**EXERCISE PROMPT:** Search the material below for the word "text". Copy every line where it is found.
"""
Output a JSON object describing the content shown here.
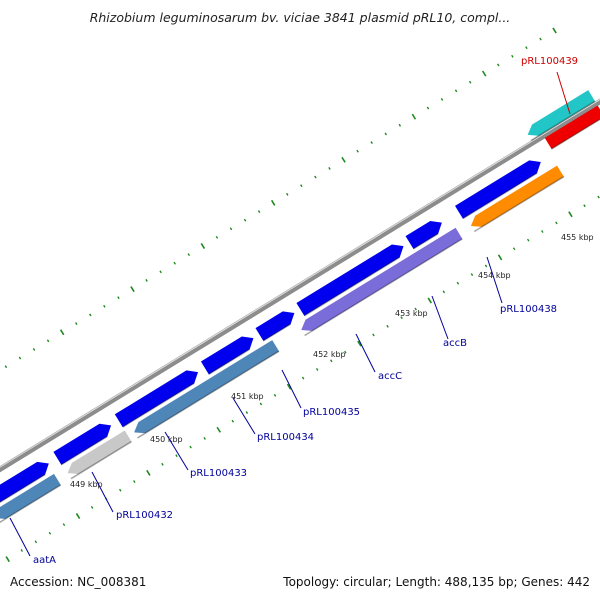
{
  "title": "Rhizobium leguminosarum bv. viciae 3841 plasmid pRL10, compl...",
  "footer": {
    "accession": "Accession: NC_008381",
    "summary": "Topology: circular; Length: 488,135 bp; Genes: 442"
  },
  "colors": {
    "blue": "#0000ee",
    "steel": "#4f86b8",
    "lavender": "#7a6cd9",
    "silver": "#c8c8c8",
    "orange": "#ff8c00",
    "cyan": "#22c6c6",
    "red": "#ee0000",
    "backbone": "#8c8c8c",
    "tick": "#1e8a1e",
    "label_blue": "#000099",
    "label_red": "#cc0000"
  },
  "scale_labels": [
    "449 kbp",
    "450 kbp",
    "451 kbp",
    "452 kbp",
    "453 kbp",
    "454 kbp",
    "455 kbp"
  ],
  "gene_labels": [
    {
      "text": "aatA",
      "color": "label_blue"
    },
    {
      "text": "pRL100432",
      "color": "label_blue"
    },
    {
      "text": "pRL100433",
      "color": "label_blue"
    },
    {
      "text": "pRL100434",
      "color": "label_blue"
    },
    {
      "text": "pRL100435",
      "color": "label_blue"
    },
    {
      "text": "accC",
      "color": "label_blue"
    },
    {
      "text": "accB",
      "color": "label_blue"
    },
    {
      "text": "pRL100438",
      "color": "label_blue"
    },
    {
      "text": "pRL100439",
      "color": "label_red"
    }
  ]
}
"""
**EXERCISE SOLUTION:**
      "text": "aatA",
      "text": "pRL100432",
      "text": "pRL100433",
      "text": "pRL100434",
      "text": "pRL100435",
      "text": "accC",
      "text": "accB",
      "text": "pRL100438",
      "text": "pRL100439",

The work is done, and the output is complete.